THE PROBLEM –
Only lines holding "METZ" are needed; copy each of them from the data below.

DATA –

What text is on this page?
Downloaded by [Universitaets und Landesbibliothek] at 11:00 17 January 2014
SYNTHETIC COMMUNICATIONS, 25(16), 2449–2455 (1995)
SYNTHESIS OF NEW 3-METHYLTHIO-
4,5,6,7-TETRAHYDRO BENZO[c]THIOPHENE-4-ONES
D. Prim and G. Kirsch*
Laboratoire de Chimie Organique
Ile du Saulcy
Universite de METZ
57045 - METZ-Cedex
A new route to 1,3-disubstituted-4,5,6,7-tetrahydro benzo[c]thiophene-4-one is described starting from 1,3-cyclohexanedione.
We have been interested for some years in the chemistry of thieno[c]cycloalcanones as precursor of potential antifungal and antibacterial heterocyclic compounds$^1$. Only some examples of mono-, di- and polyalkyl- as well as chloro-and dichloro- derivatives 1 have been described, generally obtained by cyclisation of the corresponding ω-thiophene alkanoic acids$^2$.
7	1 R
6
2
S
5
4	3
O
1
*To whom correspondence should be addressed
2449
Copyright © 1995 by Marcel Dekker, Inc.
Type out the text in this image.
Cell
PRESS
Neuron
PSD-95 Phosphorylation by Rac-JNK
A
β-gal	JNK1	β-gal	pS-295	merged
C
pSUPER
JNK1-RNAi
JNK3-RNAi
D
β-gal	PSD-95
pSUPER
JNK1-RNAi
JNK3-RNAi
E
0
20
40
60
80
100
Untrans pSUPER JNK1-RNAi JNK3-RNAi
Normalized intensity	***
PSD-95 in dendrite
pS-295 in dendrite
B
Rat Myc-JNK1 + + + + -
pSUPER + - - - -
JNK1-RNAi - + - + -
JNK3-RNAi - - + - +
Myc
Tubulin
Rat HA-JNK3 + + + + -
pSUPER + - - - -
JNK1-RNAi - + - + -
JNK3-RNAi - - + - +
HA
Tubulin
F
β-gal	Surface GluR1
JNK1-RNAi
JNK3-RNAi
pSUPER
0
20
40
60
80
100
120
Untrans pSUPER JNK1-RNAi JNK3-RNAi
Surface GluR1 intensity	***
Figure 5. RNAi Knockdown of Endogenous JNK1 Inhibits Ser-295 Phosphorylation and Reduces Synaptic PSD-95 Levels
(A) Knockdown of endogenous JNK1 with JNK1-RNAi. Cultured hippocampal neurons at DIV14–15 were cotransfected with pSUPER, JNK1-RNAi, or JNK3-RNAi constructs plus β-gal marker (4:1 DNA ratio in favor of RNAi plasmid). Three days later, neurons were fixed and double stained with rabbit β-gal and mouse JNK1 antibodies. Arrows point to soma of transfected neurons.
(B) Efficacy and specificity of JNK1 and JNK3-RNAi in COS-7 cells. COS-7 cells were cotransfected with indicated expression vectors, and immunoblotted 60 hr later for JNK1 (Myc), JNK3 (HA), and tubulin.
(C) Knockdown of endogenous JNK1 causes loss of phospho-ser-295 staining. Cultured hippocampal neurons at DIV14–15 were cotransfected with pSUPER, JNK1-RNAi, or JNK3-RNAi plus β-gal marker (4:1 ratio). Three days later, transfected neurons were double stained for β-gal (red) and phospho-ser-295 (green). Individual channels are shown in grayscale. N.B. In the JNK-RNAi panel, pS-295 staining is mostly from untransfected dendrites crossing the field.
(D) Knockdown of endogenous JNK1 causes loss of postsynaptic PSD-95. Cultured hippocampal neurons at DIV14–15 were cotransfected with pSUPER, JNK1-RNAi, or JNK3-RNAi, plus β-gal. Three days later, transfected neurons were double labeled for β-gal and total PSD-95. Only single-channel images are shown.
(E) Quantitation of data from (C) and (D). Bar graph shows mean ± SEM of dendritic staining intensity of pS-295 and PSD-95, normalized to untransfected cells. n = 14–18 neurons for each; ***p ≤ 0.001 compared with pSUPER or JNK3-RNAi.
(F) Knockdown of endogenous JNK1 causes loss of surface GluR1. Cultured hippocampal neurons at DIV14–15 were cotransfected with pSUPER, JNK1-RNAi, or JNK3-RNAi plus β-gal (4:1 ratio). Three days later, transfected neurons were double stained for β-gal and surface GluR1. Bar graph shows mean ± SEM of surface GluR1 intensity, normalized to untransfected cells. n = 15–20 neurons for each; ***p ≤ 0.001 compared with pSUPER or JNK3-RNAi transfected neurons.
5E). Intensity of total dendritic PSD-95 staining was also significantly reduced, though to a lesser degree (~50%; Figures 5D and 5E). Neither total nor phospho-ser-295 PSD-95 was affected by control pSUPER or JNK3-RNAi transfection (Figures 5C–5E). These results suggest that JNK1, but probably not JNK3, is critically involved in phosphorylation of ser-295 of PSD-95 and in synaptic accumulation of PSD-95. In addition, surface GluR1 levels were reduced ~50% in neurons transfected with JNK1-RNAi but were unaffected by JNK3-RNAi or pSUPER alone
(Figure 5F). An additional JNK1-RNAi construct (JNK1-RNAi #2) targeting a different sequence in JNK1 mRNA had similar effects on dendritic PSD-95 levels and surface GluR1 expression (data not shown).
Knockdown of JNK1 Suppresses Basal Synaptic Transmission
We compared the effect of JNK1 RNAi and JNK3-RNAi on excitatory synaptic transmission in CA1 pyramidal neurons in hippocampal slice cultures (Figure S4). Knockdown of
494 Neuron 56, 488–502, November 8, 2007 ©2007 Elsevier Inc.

WRITTEN RESPONSE –
Universite de METZ
57045 - METZ-Cedex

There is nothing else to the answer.